Data entries

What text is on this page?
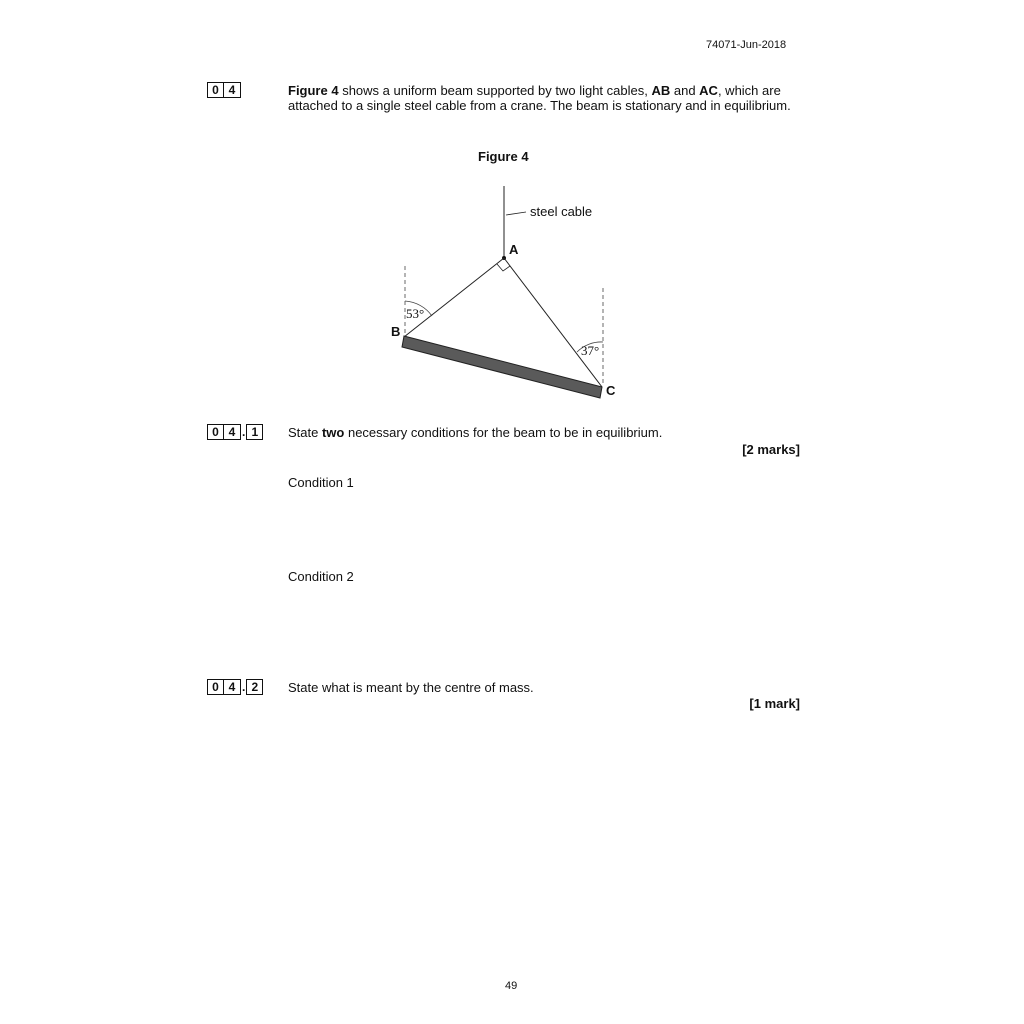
74071-Jun-2018
0 4	Figure 4 shows a uniform beam supported by two light cables, AB and AC, which are attached to a single steel cable from a crane. The beam is stationary and in equilibrium.
Figure 4
steel cable
A
53°
37°
B
C
0 4 . 1	State two necessary conditions for the beam to be in equilibrium.
[2 marks]
Condition 1
Condition 2
0 4 . 2	State what is meant by the centre of mass.
[1 mark]
49
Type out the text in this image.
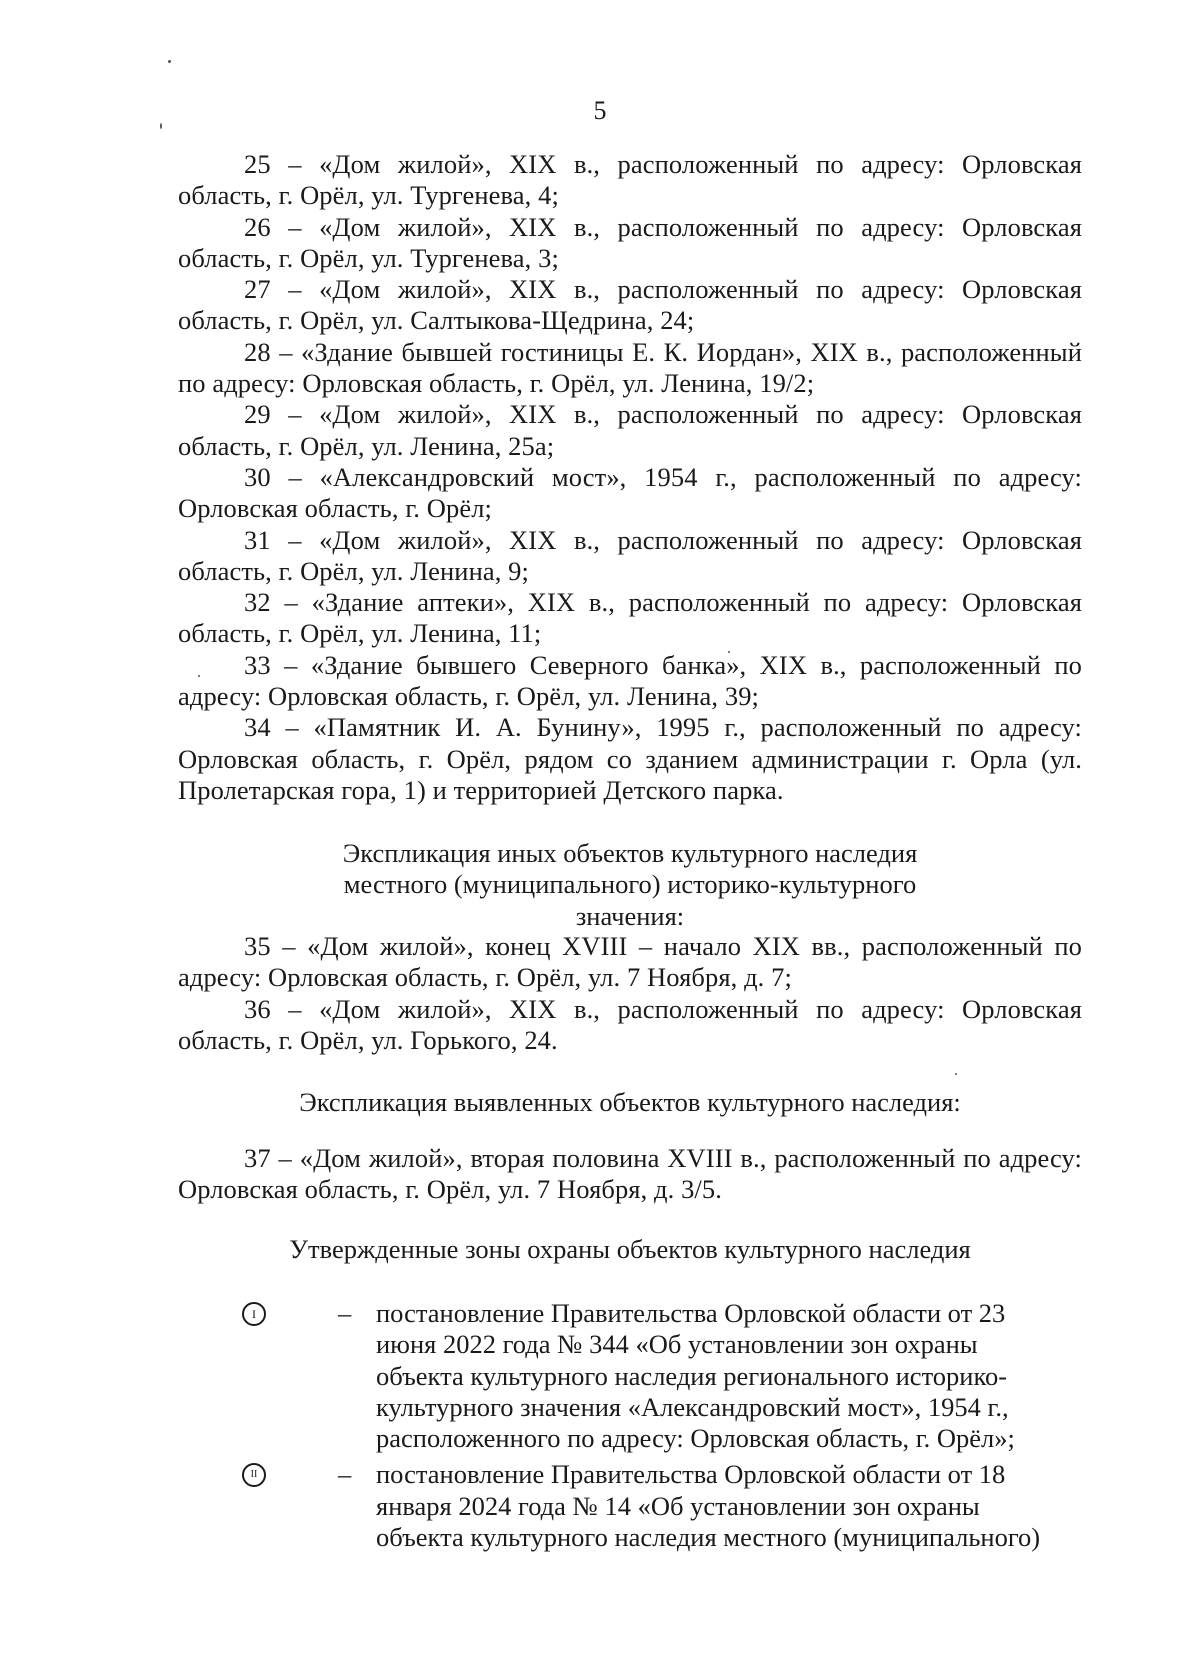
5

25 – «Дом жилой», XIX в., расположенный по адресу: Орловская область, г. Орёл, ул. Тургенева, 4;

26 – «Дом жилой», XIX в., расположенный по адресу: Орловская область, г. Орёл, ул. Тургенева, 3;

27 – «Дом жилой», XIX в., расположенный по адресу: Орловская область, г. Орёл, ул. Салтыкова-Щедрина, 24;

28 – «Здание бывшей гостиницы Е. К. Иордан», XIX в., расположенный по адресу: Орловская область, г. Орёл, ул. Ленина, 19/2;

29 – «Дом жилой», XIX в., расположенный по адресу: Орловская область, г. Орёл, ул. Ленина, 25а;

30 – «Александровский мост», 1954 г., расположенный по адресу: Орловская область, г. Орёл;

31 – «Дом жилой», XIX в., расположенный по адресу: Орловская область, г. Орёл, ул. Ленина, 9;

32 – «Здание аптеки», XIX в., расположенный по адресу: Орловская область, г. Орёл, ул. Ленина, 11;

33 – «Здание бывшего Северного банка», XIX в., расположенный по адресу: Орловская область, г. Орёл, ул. Ленина, 39;

34 – «Памятник И. А. Бунину», 1995 г., расположенный по адресу: Орловская область, г. Орёл, рядом со зданием администрации г. Орла (ул. Пролетарская гора, 1) и территорией Детского парка.

Экспликация иных объектов культурного наследия местного (муниципального) историко-культурного значения:

35 – «Дом жилой», конец XVIII – начало XIX вв., расположенный по адресу: Орловская область, г. Орёл, ул. 7 Ноября, д. 7;

36 – «Дом жилой», XIX в., расположенный по адресу: Орловская область, г. Орёл, ул. Горького, 24.

Экспликация выявленных объектов культурного наследия:

37 – «Дом жилой», вторая половина XVIII в., расположенный по адресу: Орловская область, г. Орёл, ул. 7 Ноября, д. 3/5.

Утвержденные зоны охраны объектов культурного наследия

I	– постановление Правительства Орловской области от 23 июня 2022 года № 344 «Об установлении зон охраны объекта культурного наследия регионального историко-культурного значения «Александровский мост», 1954 г., расположенного по адресу: Орловская область, г. Орёл»;
II	– постановление Правительства Орловской области от 18 января 2024 года № 14 «Об установлении зон охраны объекта культурного наследия местного (муниципального)
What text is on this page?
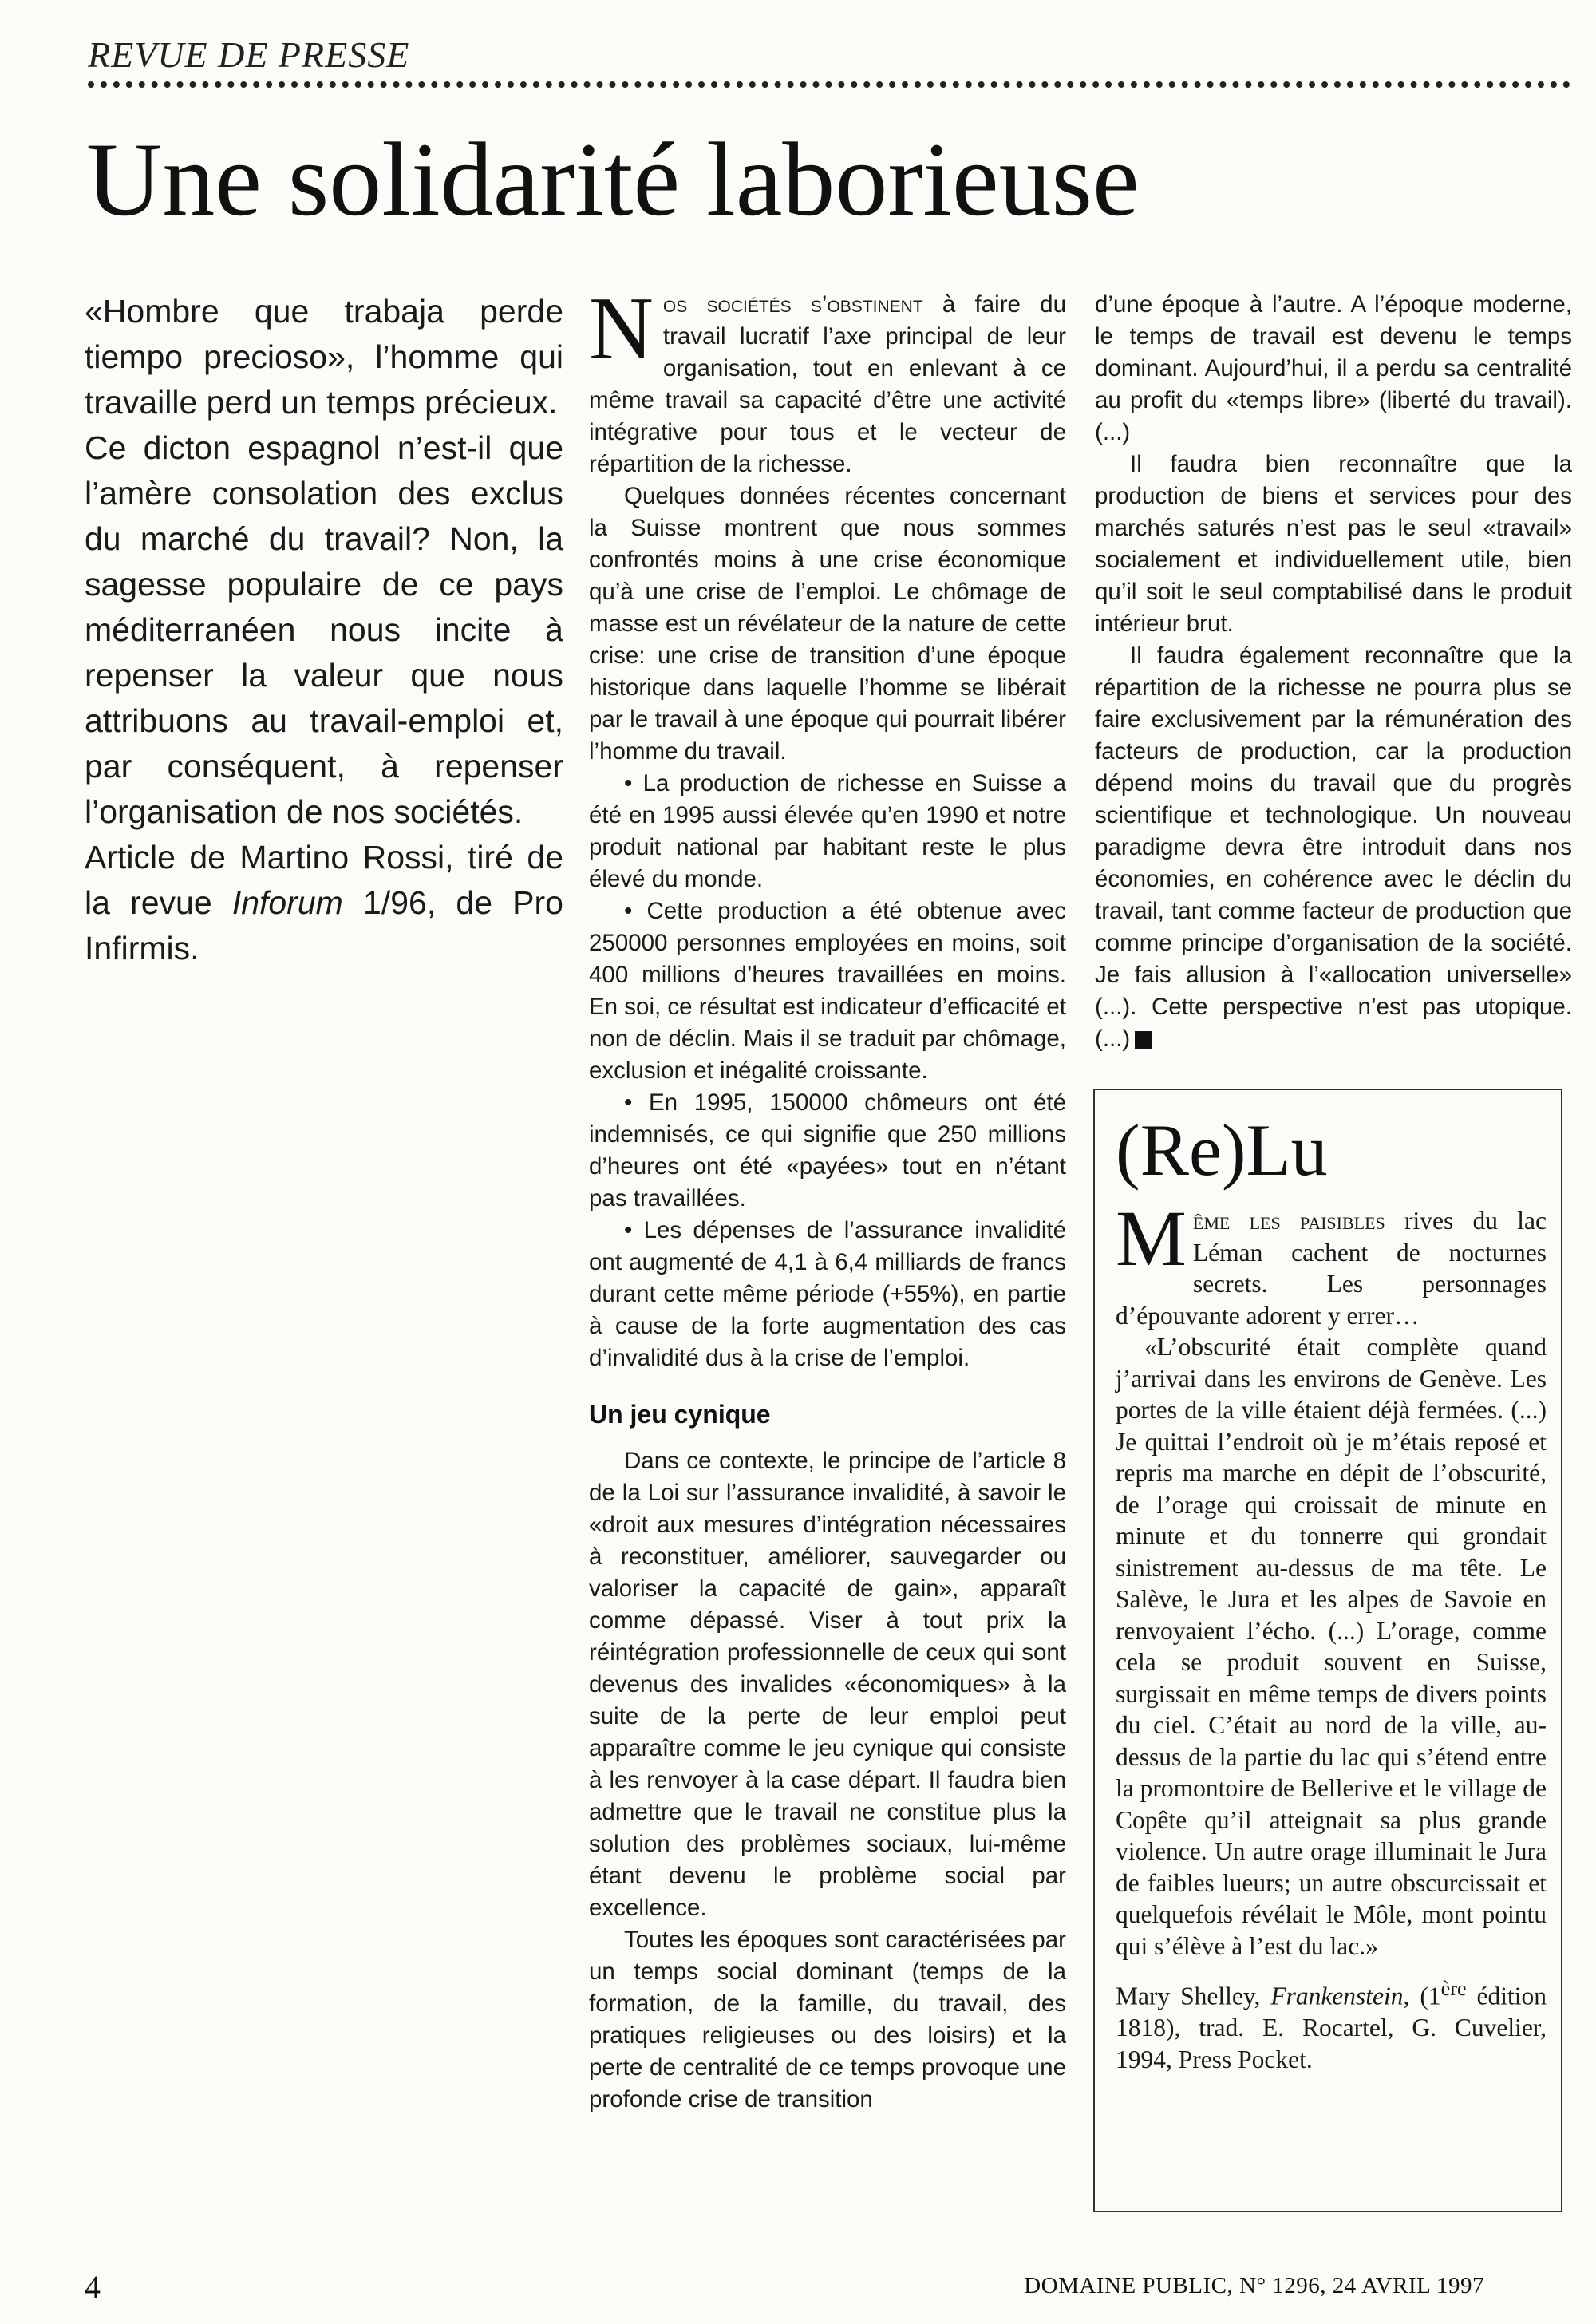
REVUE DE PRESSE
Une solidarité laborieuse

«Hombre que trabaja perde tiempo precioso», l’homme qui travaille perd un temps précieux.

Ce dicton espagnol n’est-il que l’amère consolation des exclus du marché du travail? Non, la sagesse populaire de ce pays méditerranéen nous incite à repenser la valeur que nous attribuons au travail-emploi et, par conséquent, à repenser l’organisation de nos sociétés.

Article de Martino Rossi, tiré de la revue Inforum 1/96, de Pro Infirmis.

Nos sociétés s’obstinent à faire du travail lucratif l’axe principal de leur organisation, tout en enlevant à ce même travail sa capacité d’être une activité intégrative pour tous et le vecteur de répartition de la richesse.

Quelques données récentes concernant la Suisse montrent que nous sommes confrontés moins à une crise économique qu’à une crise de l’emploi. Le chômage de masse est un révélateur de la nature de cette crise: une crise de transition d’une époque historique dans laquelle l’homme se libérait par le travail à une époque qui pourrait libérer l’homme du travail.

• La production de richesse en Suisse a été en 1995 aussi élevée qu’en 1990 et notre produit national par habitant reste le plus élevé du monde.

• Cette production a été obtenue avec 250000 personnes employées en moins, soit 400 millions d’heures travaillées en moins. En soi, ce résultat est indicateur d’efficacité et non de déclin. Mais il se traduit par chômage, exclusion et inégalité croissante.

• En 1995, 150000 chômeurs ont été indemnisés, ce qui signifie que 250 millions d’heures ont été «payées» tout en n’étant pas travaillées.

• Les dépenses de l’assurance invalidité ont augmenté de 4,1 à 6,4 milliards de francs durant cette même période (+55%), en partie à cause de la forte augmentation des cas d’invalidité dus à la crise de l’emploi.

Un jeu cynique

Dans ce contexte, le principe de l’article 8 de la Loi sur l’assurance invalidité, à savoir le «droit aux mesures d’intégration nécessaires à reconstituer, améliorer, sauvegarder ou valoriser la capacité de gain», apparaît comme dépassé. Viser à tout prix la réintégration professionnelle de ceux qui sont devenus des invalides «économiques» à la suite de la perte de leur emploi peut apparaître comme le jeu cynique qui consiste à les renvoyer à la case départ. Il faudra bien admettre que le travail ne constitue plus la solution des problèmes sociaux, lui-même étant devenu le problème social par excellence.

Toutes les époques sont caractérisées par un temps social dominant (temps de la formation, de la famille, du travail, des pratiques religieuses ou des loisirs) et la perte de centralité de ce temps provoque une profonde crise de transition

d’une époque à l’autre. A l’époque moderne, le temps de travail est devenu le temps dominant. Aujourd’hui, il a perdu sa centralité au profit du «temps libre» (liberté du travail). (...)

Il faudra bien reconnaître que la production de biens et services pour des marchés saturés n’est pas le seul «travail» socialement et individuellement utile, bien qu’il soit le seul comptabilisé dans le produit intérieur brut.

Il faudra également reconnaître que la répartition de la richesse ne pourra plus se faire exclusivement par la rémunération des facteurs de production, car la production dépend moins du travail que du progrès scientifique et technologique. Un nouveau paradigme devra être introduit dans nos économies, en cohérence avec le déclin du travail, tant comme facteur de production que comme principe d’organisation de la société. Je fais allusion à l’«allocation universelle» (...). Cette perspective n’est pas utopique. (...)

(Re)Lu

Même les paisibles rives du lac Léman cachent de nocturnes secrets. Les personnages d’épouvante adorent y errer…

«L’obscurité était complète quand j’arrivai dans les environs de Genève. Les portes de la ville étaient déjà fermées. (...) Je quittai l’endroit où je m’étais reposé et repris ma marche en dépit de l’obscurité, de l’orage qui croissait de minute en minute et du tonnerre qui grondait sinistrement au-dessus de ma tête. Le Salève, le Jura et les alpes de Savoie en renvoyaient l’écho. (...) L’orage, comme cela se produit souvent en Suisse, surgissait en même temps de divers points du ciel. C’était au nord de la ville, au-dessus de la partie du lac qui s’étend entre la promontoire de Bellerive et le village de Copête qu’il atteignait sa plus grande violence. Un autre orage illuminait le Jura de faibles lueurs; un autre obscurcissait et quelquefois révélait le Môle, mont pointu qui s’élève à l’est du lac.»

Mary Shelley, Frankenstein, (1ère édition 1818), trad. E. Rocartel, G. Cuvelier, 1994, Press Pocket.

4	DOMAINE PUBLIC, N° 1296, 24 AVRIL 1997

* STATED PROBLEM *
State the count of lines that contain the string "equilibrium". Nothing else is needed.

* FINISHED ANSWER *
2